* **What the exercise asks**
Provide an exact copy of the data, excluding the images.

* **The data**

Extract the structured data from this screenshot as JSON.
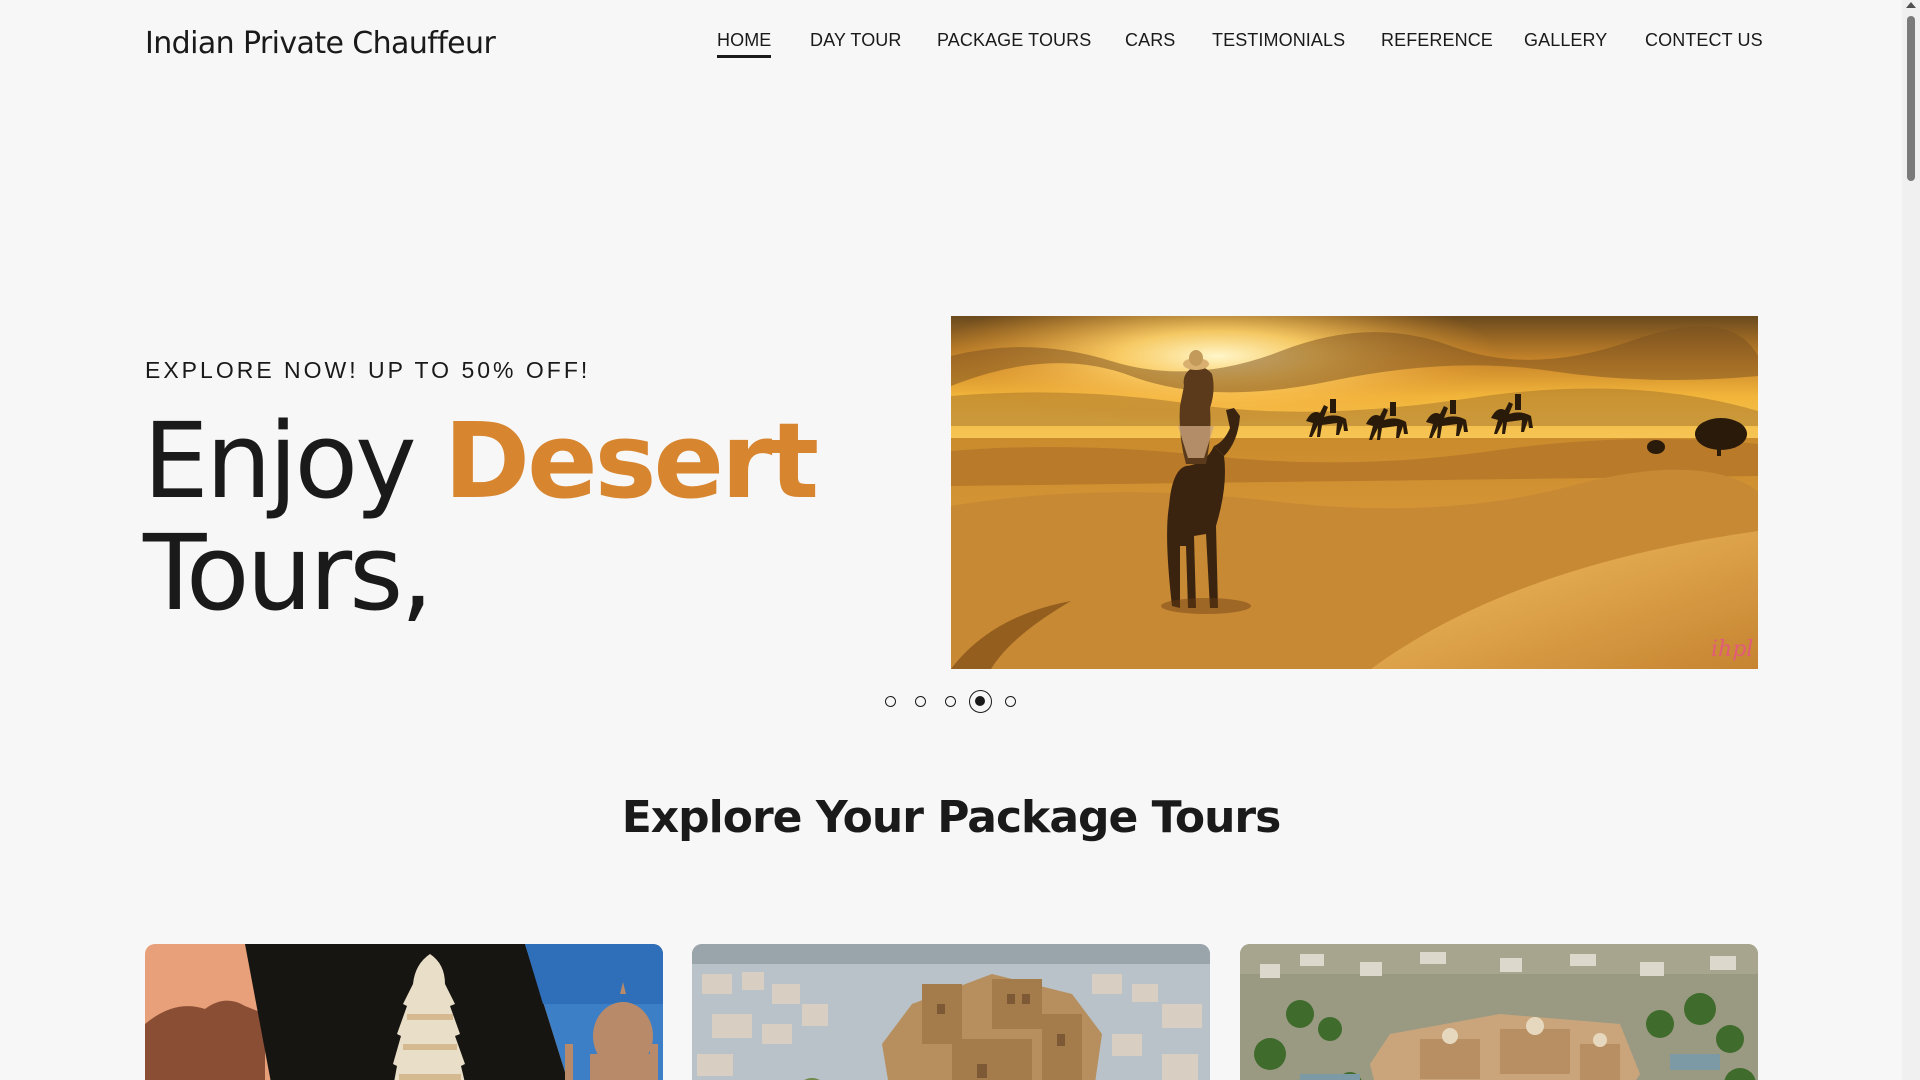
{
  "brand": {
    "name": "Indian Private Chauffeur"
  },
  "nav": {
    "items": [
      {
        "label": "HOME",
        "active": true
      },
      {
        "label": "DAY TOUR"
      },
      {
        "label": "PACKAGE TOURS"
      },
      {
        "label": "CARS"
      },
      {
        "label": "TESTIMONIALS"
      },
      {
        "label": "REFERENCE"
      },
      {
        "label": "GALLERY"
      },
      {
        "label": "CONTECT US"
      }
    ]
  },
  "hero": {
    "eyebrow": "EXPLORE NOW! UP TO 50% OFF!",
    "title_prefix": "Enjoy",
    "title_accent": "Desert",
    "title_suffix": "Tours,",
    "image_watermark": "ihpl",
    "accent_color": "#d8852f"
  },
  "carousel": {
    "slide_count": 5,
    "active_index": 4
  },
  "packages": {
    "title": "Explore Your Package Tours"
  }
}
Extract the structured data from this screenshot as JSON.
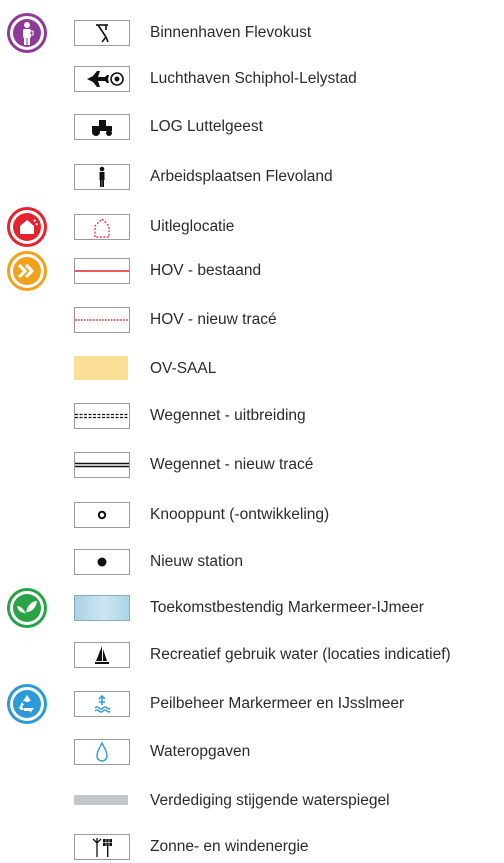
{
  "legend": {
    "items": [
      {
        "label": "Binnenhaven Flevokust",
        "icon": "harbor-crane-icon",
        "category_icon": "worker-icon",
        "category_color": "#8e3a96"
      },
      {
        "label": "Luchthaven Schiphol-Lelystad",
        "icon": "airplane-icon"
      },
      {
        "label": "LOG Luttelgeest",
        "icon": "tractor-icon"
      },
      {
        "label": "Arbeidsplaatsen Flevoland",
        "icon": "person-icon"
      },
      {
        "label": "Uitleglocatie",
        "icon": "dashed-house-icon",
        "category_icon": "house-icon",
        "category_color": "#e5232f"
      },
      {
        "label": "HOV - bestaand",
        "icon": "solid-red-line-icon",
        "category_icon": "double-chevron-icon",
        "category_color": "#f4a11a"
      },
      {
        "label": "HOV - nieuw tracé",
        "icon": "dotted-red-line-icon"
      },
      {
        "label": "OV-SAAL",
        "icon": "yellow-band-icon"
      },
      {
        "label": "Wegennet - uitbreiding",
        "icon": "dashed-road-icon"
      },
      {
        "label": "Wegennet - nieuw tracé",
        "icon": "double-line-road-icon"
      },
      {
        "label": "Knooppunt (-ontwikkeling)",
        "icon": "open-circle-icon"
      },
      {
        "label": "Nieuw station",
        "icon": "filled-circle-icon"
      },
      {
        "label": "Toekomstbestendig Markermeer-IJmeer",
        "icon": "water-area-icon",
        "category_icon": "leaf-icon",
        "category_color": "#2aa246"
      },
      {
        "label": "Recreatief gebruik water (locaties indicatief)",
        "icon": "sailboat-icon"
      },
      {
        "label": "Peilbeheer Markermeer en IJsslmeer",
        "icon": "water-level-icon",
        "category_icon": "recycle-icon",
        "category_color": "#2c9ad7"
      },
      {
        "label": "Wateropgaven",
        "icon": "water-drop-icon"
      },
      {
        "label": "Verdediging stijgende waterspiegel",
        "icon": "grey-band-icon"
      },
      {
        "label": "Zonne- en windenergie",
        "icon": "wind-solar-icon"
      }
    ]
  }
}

* **Written solution**
Extract the structured data from this screenshot as JSON.
{
  "brand": {
    "name": "Indian Private Chauffeur"
  },
  "nav": {
    "items": [
      {
        "label": "HOME",
        "active": true
      },
      {
        "label": "DAY TOUR"
      },
      {
        "label": "PACKAGE TOURS"
      },
      {
        "label": "CARS"
      },
      {
        "label": "TESTIMONIALS"
      },
      {
        "label": "REFERENCE"
      },
      {
        "label": "GALLERY"
      },
      {
        "label": "CONTECT US"
      }
    ]
  },
  "hero": {
    "eyebrow": "EXPLORE NOW! UP TO 50% OFF!",
    "title_prefix": "Enjoy",
    "title_accent": "Desert",
    "title_suffix": "Tours,",
    "image_watermark": "ihpl",
    "accent_color": "#d8852f"
  },
  "carousel": {
    "slide_count": 5,
    "active_index": 4
  },
  "packages": {
    "title": "Explore Your Package Tours"
  }
}
Extract the structured data from this screenshot as JSON.
{
  "legend": {
    "items": [
      {
        "label": "Binnenhaven Flevokust",
        "icon": "harbor-crane-icon",
        "category_icon": "worker-icon",
        "category_color": "#8e3a96"
      },
      {
        "label": "Luchthaven Schiphol-Lelystad",
        "icon": "airplane-icon"
      },
      {
        "label": "LOG Luttelgeest",
        "icon": "tractor-icon"
      },
      {
        "label": "Arbeidsplaatsen Flevoland",
        "icon": "person-icon"
      },
      {
        "label": "Uitleglocatie",
        "icon": "dashed-house-icon",
        "category_icon": "house-icon",
        "category_color": "#e5232f"
      },
      {
        "label": "HOV - bestaand",
        "icon": "solid-red-line-icon",
        "category_icon": "double-chevron-icon",
        "category_color": "#f4a11a"
      },
      {
        "label": "HOV - nieuw tracé",
        "icon": "dotted-red-line-icon"
      },
      {
        "label": "OV-SAAL",
        "icon": "yellow-band-icon"
      },
      {
        "label": "Wegennet - uitbreiding",
        "icon": "dashed-road-icon"
      },
      {
        "label": "Wegennet - nieuw tracé",
        "icon": "double-line-road-icon"
      },
      {
        "label": "Knooppunt (-ontwikkeling)",
        "icon": "open-circle-icon"
      },
      {
        "label": "Nieuw station",
        "icon": "filled-circle-icon"
      },
      {
        "label": "Toekomstbestendig Markermeer-IJmeer",
        "icon": "water-area-icon",
        "category_icon": "leaf-icon",
        "category_color": "#2aa246"
      },
      {
        "label": "Recreatief gebruik water (locaties indicatief)",
        "icon": "sailboat-icon"
      },
      {
        "label": "Peilbeheer Markermeer en IJsslmeer",
        "icon": "water-level-icon",
        "category_icon": "recycle-icon",
        "category_color": "#2c9ad7"
      },
      {
        "label": "Wateropgaven",
        "icon": "water-drop-icon"
      },
      {
        "label": "Verdediging stijgende waterspiegel",
        "icon": "grey-band-icon"
      },
      {
        "label": "Zonne- en windenergie",
        "icon": "wind-solar-icon"
      }
    ]
  }
}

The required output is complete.